- [WHAT IS EXPECTED]:
Which lines hold the string "两句话都讲"? Copy every one of them.

- [GIVEN ENTRIES]:
(begin)

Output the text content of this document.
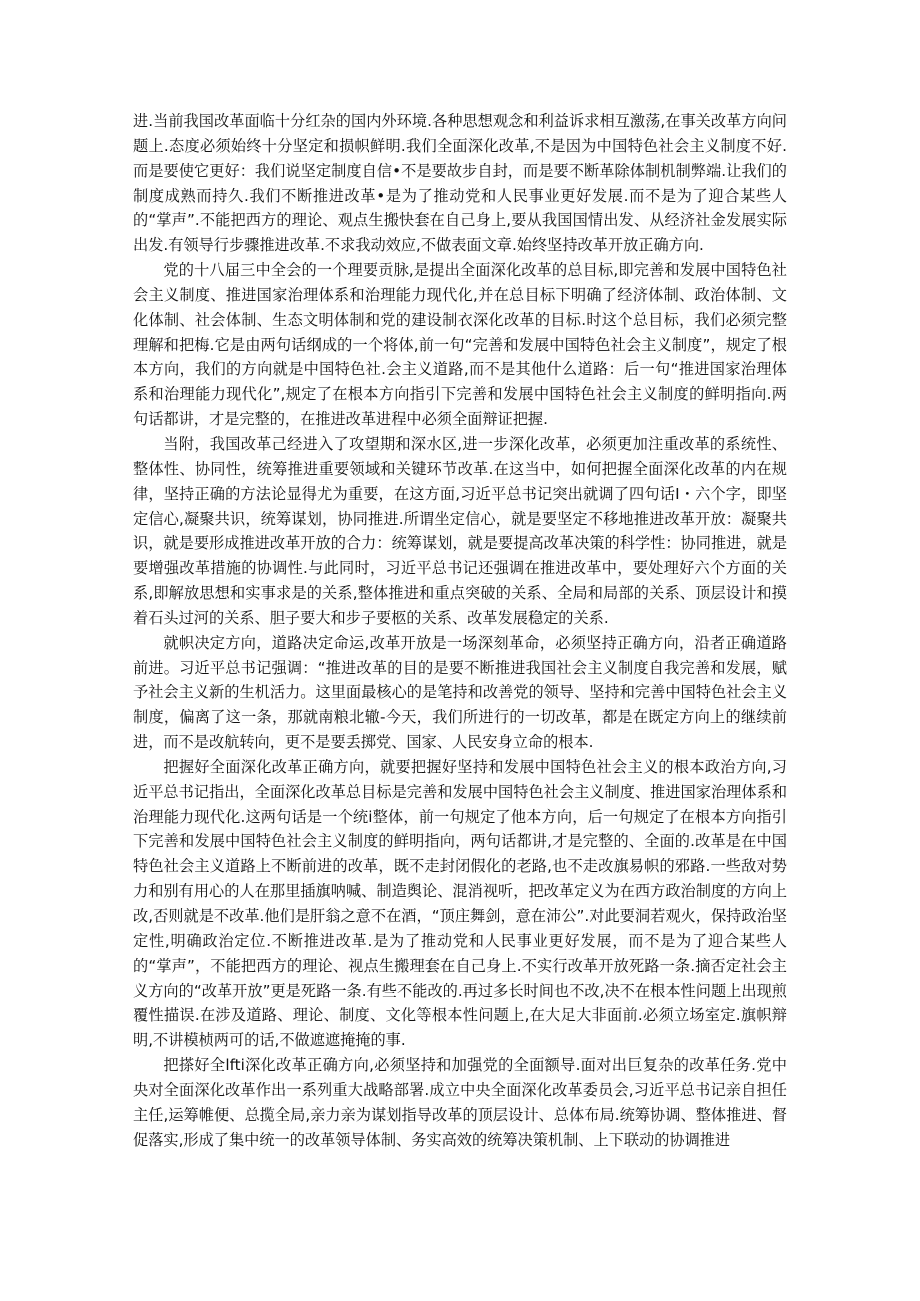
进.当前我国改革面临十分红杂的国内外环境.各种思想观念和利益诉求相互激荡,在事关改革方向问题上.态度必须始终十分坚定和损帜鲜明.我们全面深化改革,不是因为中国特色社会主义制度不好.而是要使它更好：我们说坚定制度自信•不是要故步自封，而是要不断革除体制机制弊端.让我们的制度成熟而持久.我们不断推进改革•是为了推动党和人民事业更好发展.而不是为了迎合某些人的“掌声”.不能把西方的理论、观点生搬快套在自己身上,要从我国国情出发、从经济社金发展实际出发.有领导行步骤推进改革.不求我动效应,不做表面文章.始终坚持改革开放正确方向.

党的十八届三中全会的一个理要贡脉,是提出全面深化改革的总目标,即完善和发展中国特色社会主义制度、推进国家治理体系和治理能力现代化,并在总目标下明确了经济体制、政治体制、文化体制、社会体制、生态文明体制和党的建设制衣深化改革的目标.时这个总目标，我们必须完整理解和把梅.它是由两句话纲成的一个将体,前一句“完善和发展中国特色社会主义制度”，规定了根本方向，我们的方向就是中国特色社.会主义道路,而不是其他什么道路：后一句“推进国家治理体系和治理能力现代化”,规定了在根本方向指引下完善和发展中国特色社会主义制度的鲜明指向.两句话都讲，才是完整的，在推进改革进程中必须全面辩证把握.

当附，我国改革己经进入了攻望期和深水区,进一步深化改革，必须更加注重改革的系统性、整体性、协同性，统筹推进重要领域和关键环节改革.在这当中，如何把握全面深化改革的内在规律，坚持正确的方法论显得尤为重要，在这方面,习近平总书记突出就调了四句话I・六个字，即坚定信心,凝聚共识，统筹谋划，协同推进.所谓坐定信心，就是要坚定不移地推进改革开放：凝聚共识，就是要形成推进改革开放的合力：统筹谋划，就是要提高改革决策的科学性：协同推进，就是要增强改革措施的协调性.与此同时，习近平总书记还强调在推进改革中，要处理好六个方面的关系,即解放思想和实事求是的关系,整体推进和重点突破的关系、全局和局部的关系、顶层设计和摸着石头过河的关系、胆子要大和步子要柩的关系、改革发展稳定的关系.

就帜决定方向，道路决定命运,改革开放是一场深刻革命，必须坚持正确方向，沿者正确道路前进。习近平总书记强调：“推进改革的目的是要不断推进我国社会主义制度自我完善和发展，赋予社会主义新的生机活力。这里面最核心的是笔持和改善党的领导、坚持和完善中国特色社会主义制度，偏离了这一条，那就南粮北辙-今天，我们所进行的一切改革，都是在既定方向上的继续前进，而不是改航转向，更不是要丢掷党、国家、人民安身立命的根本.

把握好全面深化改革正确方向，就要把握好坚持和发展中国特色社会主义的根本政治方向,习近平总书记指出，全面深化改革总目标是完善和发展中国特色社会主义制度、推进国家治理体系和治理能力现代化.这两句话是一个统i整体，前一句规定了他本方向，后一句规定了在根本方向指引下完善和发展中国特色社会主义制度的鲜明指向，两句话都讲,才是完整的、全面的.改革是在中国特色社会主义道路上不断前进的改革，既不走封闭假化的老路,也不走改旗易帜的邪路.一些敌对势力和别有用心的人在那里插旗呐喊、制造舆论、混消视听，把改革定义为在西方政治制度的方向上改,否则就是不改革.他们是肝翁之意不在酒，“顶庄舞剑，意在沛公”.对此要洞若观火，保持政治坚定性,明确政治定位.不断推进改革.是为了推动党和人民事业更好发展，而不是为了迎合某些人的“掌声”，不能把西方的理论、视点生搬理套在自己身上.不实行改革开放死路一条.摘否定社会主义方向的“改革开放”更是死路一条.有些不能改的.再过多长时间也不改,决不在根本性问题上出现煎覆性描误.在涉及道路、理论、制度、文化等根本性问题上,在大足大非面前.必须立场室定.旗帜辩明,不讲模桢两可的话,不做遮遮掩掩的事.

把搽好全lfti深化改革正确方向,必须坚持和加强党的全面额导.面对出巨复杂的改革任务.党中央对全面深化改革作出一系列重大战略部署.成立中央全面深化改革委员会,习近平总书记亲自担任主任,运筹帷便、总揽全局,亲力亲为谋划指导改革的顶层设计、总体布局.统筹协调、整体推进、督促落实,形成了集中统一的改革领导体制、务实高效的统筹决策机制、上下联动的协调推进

(end)
(begin)

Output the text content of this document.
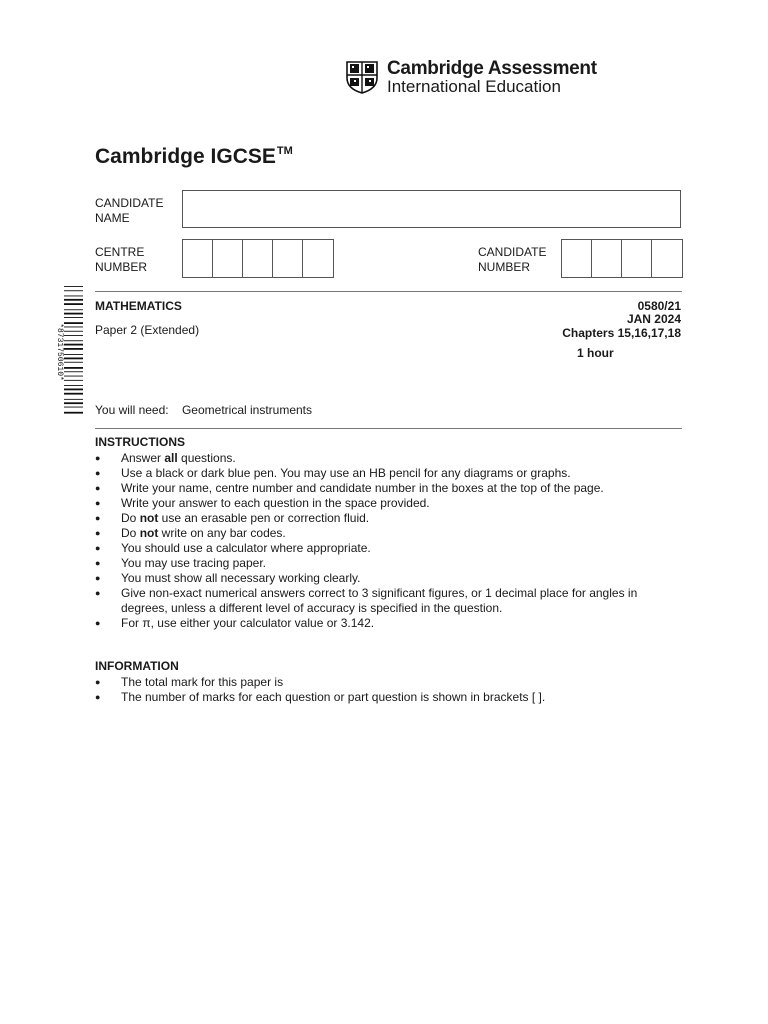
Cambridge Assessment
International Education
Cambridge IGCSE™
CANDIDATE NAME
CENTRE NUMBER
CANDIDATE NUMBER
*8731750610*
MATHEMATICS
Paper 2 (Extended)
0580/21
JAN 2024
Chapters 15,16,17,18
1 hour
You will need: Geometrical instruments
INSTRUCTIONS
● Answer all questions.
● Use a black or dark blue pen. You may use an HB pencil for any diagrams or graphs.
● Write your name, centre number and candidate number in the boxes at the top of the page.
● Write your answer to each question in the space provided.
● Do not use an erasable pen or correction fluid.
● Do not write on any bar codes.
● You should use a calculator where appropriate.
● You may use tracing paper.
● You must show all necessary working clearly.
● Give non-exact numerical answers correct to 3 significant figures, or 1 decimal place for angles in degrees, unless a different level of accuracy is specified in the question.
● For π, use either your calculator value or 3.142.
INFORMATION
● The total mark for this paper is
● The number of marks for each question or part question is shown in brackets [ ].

(end)

- [FINAL RESULT]:
党的十八届三中全会的一个理要贡脉,是提出全面深化改革的总目标,即完善和发展中国特色社会主义制度、推进国家治理体系和治理能力现代化,并在总目标下明确了经济体制、政治体制、文化体制、社会体制、生态文明体制和党的建设制衣深化改革的目标.时这个总目标，我们必须完整理解和把梅.它是由两句话纲成的一个将体,前一句“完善和发展中国特色社会主义制度”，规定了根本方向，我们的方向就是中国特色社.会主义道路,而不是其他什么道路：后一句“推进国家治理体系和治理能力现代化”,规定了在根本方向指引下完善和发展中国特色社会主义制度的鲜明指向.两句话都讲，才是完整的，在推进改革进程中必须全面辩证把握.
把握好全面深化改革正确方向，就要把握好坚持和发展中国特色社会主义的根本政治方向,习近平总书记指出，全面深化改革总目标是完善和发展中国特色社会主义制度、推进国家治理体系和治理能力现代化.这两句话是一个统i整体，前一句规定了他本方向，后一句规定了在根本方向指引下完善和发展中国特色社会主义制度的鲜明指向，两句话都讲,才是完整的、全面的.改革是在中国特色社会主义道路上不断前进的改革，既不走封闭假化的老路,也不走改旗易帜的邪路.一些敌对势力和别有用心的人在那里插旗呐喊、制造舆论、混消视听，把改革定义为在西方政治制度的方向上改,否则就是不改革.他们是肝翁之意不在酒，“顶庄舞剑，意在沛公”.对此要洞若观火，保持政治坚定性,明确政治定位.不断推进改革.是为了推动党和人民事业更好发展，而不是为了迎合某些人的“掌声”，不能把西方的理论、视点生搬理套在自己身上.不实行改革开放死路一条.摘否定社会主义方向的“改革开放”更是死路一条.有些不能改的.再过多长时间也不改,决不在根本性问题上出现煎覆性描误.在涉及道路、理论、制度、文化等根本性问题上,在大足大非面前.必须立场室定.旗帜辩明,不讲模桢两可的话,不做遮遮掩掩的事.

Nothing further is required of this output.